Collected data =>
◆ ◆ ◆ ◆ ◆
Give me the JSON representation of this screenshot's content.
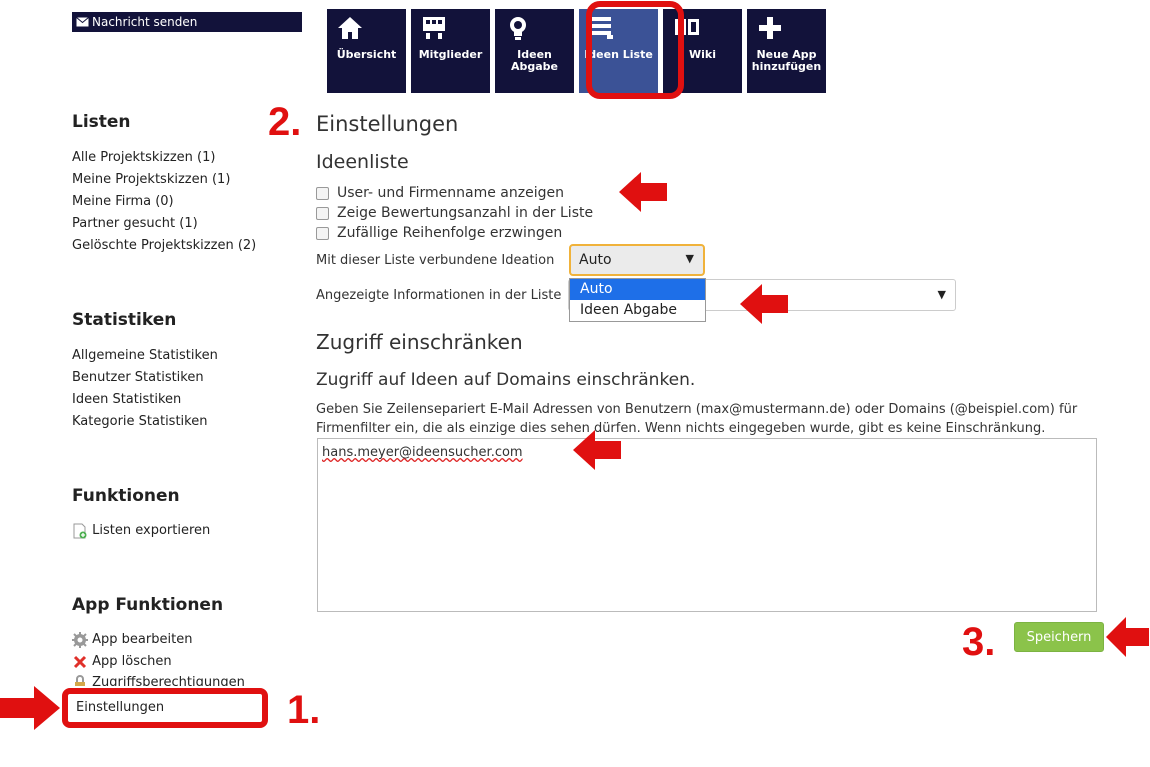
{
  "top": {
    "message_button": "Nachricht senden",
    "nav": [
      {
        "label": "Übersicht",
        "icon": "home-icon"
      },
      {
        "label": "Mitglieder",
        "icon": "members-icon"
      },
      {
        "label": "Ideen\nAbgabe",
        "icon": "lightbulb-icon"
      },
      {
        "label": "Ideen Liste",
        "icon": "list-icon"
      },
      {
        "label": "Wiki",
        "icon": "book-icon"
      },
      {
        "label": "Neue App\nhinzufügen",
        "icon": "plus-icon"
      }
    ]
  },
  "sidebar": {
    "listen_heading": "Listen",
    "listen": [
      "Alle Projektskizzen (1)",
      "Meine Projektskizzen (1)",
      "Meine Firma (0)",
      "Partner gesucht (1)",
      "Gelöschte Projektskizzen (2)"
    ],
    "statistiken_heading": "Statistiken",
    "statistiken": [
      "Allgemeine Statistiken",
      "Benutzer Statistiken",
      "Ideen Statistiken",
      "Kategorie Statistiken"
    ],
    "funktionen_heading": "Funktionen",
    "export": "Listen exportieren",
    "app_heading": "App Funktionen",
    "app_edit": "App bearbeiten",
    "app_delete": "App löschen",
    "access": "Zugriffsberechtigungen",
    "settings": "Einstellungen"
  },
  "main": {
    "title": "Einstellungen",
    "ideenliste": "Ideenliste",
    "checkboxes": [
      "User- und Firmenname anzeigen",
      "Zeige Bewertungsanzahl in der Liste",
      "Zufällige Reihenfolge erzwingen"
    ],
    "ideation_label": "Mit dieser Liste verbundene Ideation",
    "ideation_value": "Auto",
    "ideation_options": [
      "Auto",
      "Ideen Abgabe"
    ],
    "info_label": "Angezeigte Informationen in der Liste",
    "access_heading": "Zugriff einschränken",
    "access_sub": "Zugriff auf Ideen auf Domains einschränken.",
    "access_desc": "Geben Sie Zeilensepariert E-Mail Adressen von Benutzern (max@mustermann.de) oder Domains (@beispiel.com) für Firmenfilter ein, die als einzige dies sehen dürfen. Wenn nichts eingegeben wurde, gibt es keine Einschränkung.",
    "email_value": "hans.meyer@ideensucher.com",
    "save": "Speichern"
  },
  "steps": {
    "one": "1.",
    "two": "2.",
    "three": "3."
  },
  "colors": {
    "nav_bg": "#12123a",
    "nav_active": "#3b5296",
    "annotation_red": "#e01010",
    "save_green": "#8bc34a",
    "select_highlight": "#1e6fe8"
  }
}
◆ ◆ ◆ ◆ ◆
WHAT YOU ARE ASKED TO DO =>
Go through the listing above and quote it exactly, apart from its images.

ANSWER BELOW =>
Give me the JSON representation of this screenshot's content.
{
  "top": {
    "message_button": "Nachricht senden",
    "nav": [
      {
        "label": "Übersicht",
        "icon": "home-icon"
      },
      {
        "label": "Mitglieder",
        "icon": "members-icon"
      },
      {
        "label": "Ideen\nAbgabe",
        "icon": "lightbulb-icon"
      },
      {
        "label": "Ideen Liste",
        "icon": "list-icon"
      },
      {
        "label": "Wiki",
        "icon": "book-icon"
      },
      {
        "label": "Neue App\nhinzufügen",
        "icon": "plus-icon"
      }
    ]
  },
  "sidebar": {
    "listen_heading": "Listen",
    "listen": [
      "Alle Projektskizzen (1)",
      "Meine Projektskizzen (1)",
      "Meine Firma (0)",
      "Partner gesucht (1)",
      "Gelöschte Projektskizzen (2)"
    ],
    "statistiken_heading": "Statistiken",
    "statistiken": [
      "Allgemeine Statistiken",
      "Benutzer Statistiken",
      "Ideen Statistiken",
      "Kategorie Statistiken"
    ],
    "funktionen_heading": "Funktionen",
    "export": "Listen exportieren",
    "app_heading": "App Funktionen",
    "app_edit": "App bearbeiten",
    "app_delete": "App löschen",
    "access": "Zugriffsberechtigungen",
    "settings": "Einstellungen"
  },
  "main": {
    "title": "Einstellungen",
    "ideenliste": "Ideenliste",
    "checkboxes": [
      "User- und Firmenname anzeigen",
      "Zeige Bewertungsanzahl in der Liste",
      "Zufällige Reihenfolge erzwingen"
    ],
    "ideation_label": "Mit dieser Liste verbundene Ideation",
    "ideation_value": "Auto",
    "ideation_options": [
      "Auto",
      "Ideen Abgabe"
    ],
    "info_label": "Angezeigte Informationen in der Liste",
    "access_heading": "Zugriff einschränken",
    "access_sub": "Zugriff auf Ideen auf Domains einschränken.",
    "access_desc": "Geben Sie Zeilensepariert E-Mail Adressen von Benutzern (max@mustermann.de) oder Domains (@beispiel.com) für Firmenfilter ein, die als einzige dies sehen dürfen. Wenn nichts eingegeben wurde, gibt es keine Einschränkung.",
    "email_value": "hans.meyer@ideensucher.com",
    "save": "Speichern"
  },
  "steps": {
    "one": "1.",
    "two": "2.",
    "three": "3."
  },
  "colors": {
    "nav_bg": "#12123a",
    "nav_active": "#3b5296",
    "annotation_red": "#e01010",
    "save_green": "#8bc34a",
    "select_highlight": "#1e6fe8"
  }
}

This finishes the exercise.